**PROBLEM DESCRIPTION**
Nothing should be left out: output all of the entries exactly.

Chart and figure data
[START]
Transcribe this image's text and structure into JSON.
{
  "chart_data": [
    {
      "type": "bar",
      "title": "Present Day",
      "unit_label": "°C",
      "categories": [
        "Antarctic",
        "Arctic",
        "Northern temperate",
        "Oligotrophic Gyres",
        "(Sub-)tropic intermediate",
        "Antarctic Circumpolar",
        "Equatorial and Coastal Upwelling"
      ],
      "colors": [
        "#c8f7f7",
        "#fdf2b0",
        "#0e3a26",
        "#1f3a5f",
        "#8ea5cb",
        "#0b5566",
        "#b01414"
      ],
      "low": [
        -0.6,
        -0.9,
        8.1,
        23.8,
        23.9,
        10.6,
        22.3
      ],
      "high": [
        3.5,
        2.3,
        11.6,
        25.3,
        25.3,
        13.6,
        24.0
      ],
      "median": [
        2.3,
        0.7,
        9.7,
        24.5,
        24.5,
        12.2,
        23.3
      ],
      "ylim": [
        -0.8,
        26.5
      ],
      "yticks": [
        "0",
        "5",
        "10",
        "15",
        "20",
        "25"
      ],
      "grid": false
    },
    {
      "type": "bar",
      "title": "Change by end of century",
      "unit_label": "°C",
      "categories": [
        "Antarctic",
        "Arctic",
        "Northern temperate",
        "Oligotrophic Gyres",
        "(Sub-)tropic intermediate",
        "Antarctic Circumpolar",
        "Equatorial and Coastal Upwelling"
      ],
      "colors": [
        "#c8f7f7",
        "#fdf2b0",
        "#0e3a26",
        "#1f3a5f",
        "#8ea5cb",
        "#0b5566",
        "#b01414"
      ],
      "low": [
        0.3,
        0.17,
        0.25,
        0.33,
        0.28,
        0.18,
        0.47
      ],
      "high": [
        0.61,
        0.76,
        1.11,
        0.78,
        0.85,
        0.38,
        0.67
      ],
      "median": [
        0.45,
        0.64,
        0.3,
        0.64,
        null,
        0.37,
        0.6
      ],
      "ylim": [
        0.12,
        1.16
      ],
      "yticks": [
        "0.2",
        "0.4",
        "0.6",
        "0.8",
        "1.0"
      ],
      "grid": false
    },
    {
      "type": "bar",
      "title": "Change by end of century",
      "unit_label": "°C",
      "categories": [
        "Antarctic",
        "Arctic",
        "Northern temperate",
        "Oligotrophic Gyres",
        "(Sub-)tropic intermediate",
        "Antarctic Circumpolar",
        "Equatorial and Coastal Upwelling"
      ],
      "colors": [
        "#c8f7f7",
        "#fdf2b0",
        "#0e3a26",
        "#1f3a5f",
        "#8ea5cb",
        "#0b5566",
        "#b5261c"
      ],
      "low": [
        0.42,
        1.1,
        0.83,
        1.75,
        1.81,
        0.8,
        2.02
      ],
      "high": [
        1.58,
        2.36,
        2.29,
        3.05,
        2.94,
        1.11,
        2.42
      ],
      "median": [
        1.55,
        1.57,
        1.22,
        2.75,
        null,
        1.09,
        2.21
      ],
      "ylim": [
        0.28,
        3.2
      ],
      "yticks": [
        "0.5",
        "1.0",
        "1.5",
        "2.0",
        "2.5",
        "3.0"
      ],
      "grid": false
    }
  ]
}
[END]
**TASK ANSWER**
Transcribe this image's text and structure into JSON.
{
  "chart_data": [
    {
      "type": "bar",
      "title": "Present Day",
      "unit_label": "°C",
      "categories": [
        "Antarctic",
        "Arctic",
        "Northern temperate",
        "Oligotrophic Gyres",
        "(Sub-)tropic intermediate",
        "Antarctic Circumpolar",
        "Equatorial and Coastal Upwelling"
      ],
      "colors": [
        "#c8f7f7",
        "#fdf2b0",
        "#0e3a26",
        "#1f3a5f",
        "#8ea5cb",
        "#0b5566",
        "#b01414"
      ],
      "low": [
        -0.6,
        -0.9,
        8.1,
        23.8,
        23.9,
        10.6,
        22.3
      ],
      "high": [
        3.5,
        2.3,
        11.6,
        25.3,
        25.3,
        13.6,
        24.0
      ],
      "median": [
        2.3,
        0.7,
        9.7,
        24.5,
        24.5,
        12.2,
        23.3
      ],
      "ylim": [
        -0.8,
        26.5
      ],
      "yticks": [
        "0",
        "5",
        "10",
        "15",
        "20",
        "25"
      ],
      "grid": false
    },
    {
      "type": "bar",
      "title": "Change by end of century",
      "unit_label": "°C",
      "categories": [
        "Antarctic",
        "Arctic",
        "Northern temperate",
        "Oligotrophic Gyres",
        "(Sub-)tropic intermediate",
        "Antarctic Circumpolar",
        "Equatorial and Coastal Upwelling"
      ],
      "colors": [
        "#c8f7f7",
        "#fdf2b0",
        "#0e3a26",
        "#1f3a5f",
        "#8ea5cb",
        "#0b5566",
        "#b01414"
      ],
      "low": [
        0.3,
        0.17,
        0.25,
        0.33,
        0.28,
        0.18,
        0.47
      ],
      "high": [
        0.61,
        0.76,
        1.11,
        0.78,
        0.85,
        0.38,
        0.67
      ],
      "median": [
        0.45,
        0.64,
        0.3,
        0.64,
        null,
        0.37,
        0.6
      ],
      "ylim": [
        0.12,
        1.16
      ],
      "yticks": [
        "0.2",
        "0.4",
        "0.6",
        "0.8",
        "1.0"
      ],
      "grid": false
    },
    {
      "type": "bar",
      "title": "Change by end of century",
      "unit_label": "°C",
      "categories": [
        "Antarctic",
        "Arctic",
        "Northern temperate",
        "Oligotrophic Gyres",
        "(Sub-)tropic intermediate",
        "Antarctic Circumpolar",
        "Equatorial and Coastal Upwelling"
      ],
      "colors": [
        "#c8f7f7",
        "#fdf2b0",
        "#0e3a26",
        "#1f3a5f",
        "#8ea5cb",
        "#0b5566",
        "#b5261c"
      ],
      "low": [
        0.42,
        1.1,
        0.83,
        1.75,
        1.81,
        0.8,
        2.02
      ],
      "high": [
        1.58,
        2.36,
        2.29,
        3.05,
        2.94,
        1.11,
        2.42
      ],
      "median": [
        1.55,
        1.57,
        1.22,
        2.75,
        null,
        1.09,
        2.21
      ],
      "ylim": [
        0.28,
        3.2
      ],
      "yticks": [
        "0.5",
        "1.0",
        "1.5",
        "2.0",
        "2.5",
        "3.0"
      ],
      "grid": false
    }
  ]
}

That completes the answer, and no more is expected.